EXERCISE DESCRIPTION: Extend the passage about the November jobs report and the unemployment rate by writing what comes after its final sentence.

EXCERPTED PASSAGE:
begin

The nation’s unemployment rate,
however, fell sharply to 8.6 percent from 9 percent in October. There
was an unusually big drop in the number of people who reported being out
of work. Many jobless people may have quit looking for jobs, and thus
wouldn’t have been counted as officially unemployed. Analysts expect the
jobless figure to climb back up next month.

Strong
holiday hiring boosted the new job tally last month. Retailers added
almost 50,000 jobs, the second strongest November hiring by stores in a
decade. Two other lower-paying sectors, temporary-help and leisure
businesses, accounted for much of the rest of the job gains.
Manufacturing payrolls were flat, and government continued to slash
workers.

On a more positive note, the Labor
Department revised upward the job growth in September and October by
72,000 jobs. Job creation in the last three months thus averaged 143,000
a month. That’s almost double the monthly average from May to August,
but even at that pace, the unemployment rate won’t come down fast
anytime soon.

end

GIVEN DATA:
begin

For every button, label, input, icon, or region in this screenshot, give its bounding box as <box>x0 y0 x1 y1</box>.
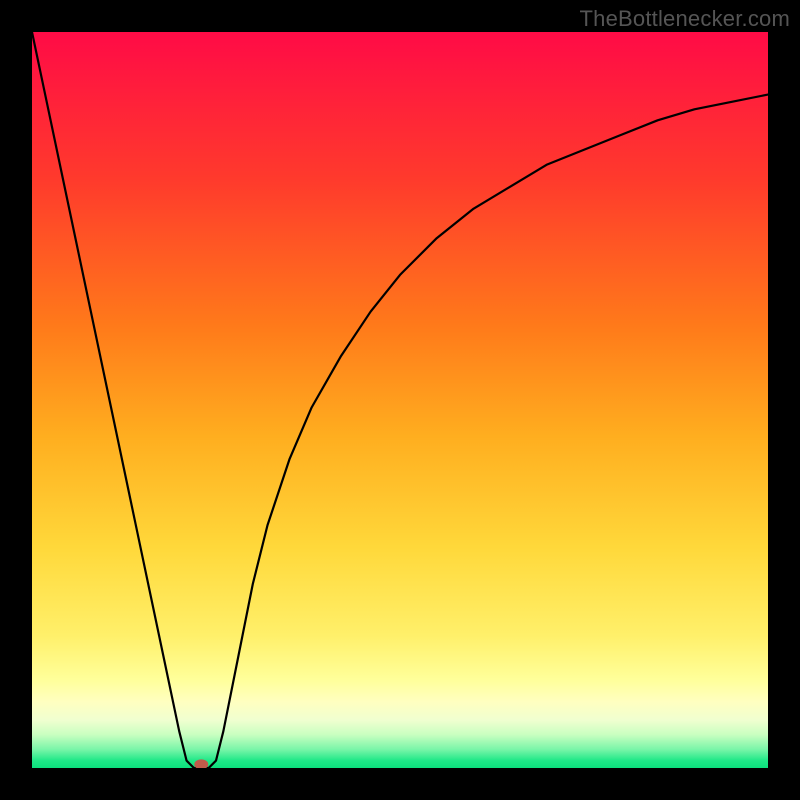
chart-frame: TheBottlenecker.com <box>0 0 800 800</box>
gradient-background <box>32 32 768 768</box>
chart-svg <box>32 32 768 768</box>
attribution-text: TheBottlenecker.com <box>580 6 790 32</box>
plot-area <box>32 32 768 768</box>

end

WRITTEN REPLY:
The latest jobs report comes on the
heels of other data suggesting a strengthening of the economy. Consumer
spending, manufacturing and exports, and business investment and
confidence all have edged higher since summer — despite significant
concerns about the European debt crisis, the still-moribund American
housing market, government cutbacks and political paralysis in
Washington.

Other indicators also show hints of
improvement in the job market. The National Federation of Independent
Business, a lobbying group for small firms, said its survey of members
in November showed that the average number of workers per firm rose and
that plans to create new jobs nearly doubled.

“Overall,
the employment indicators delivered a significant positive signal,
still at weak levels but a meaningful movement forward,” said William
Dunkelberg, the group’s chief economist.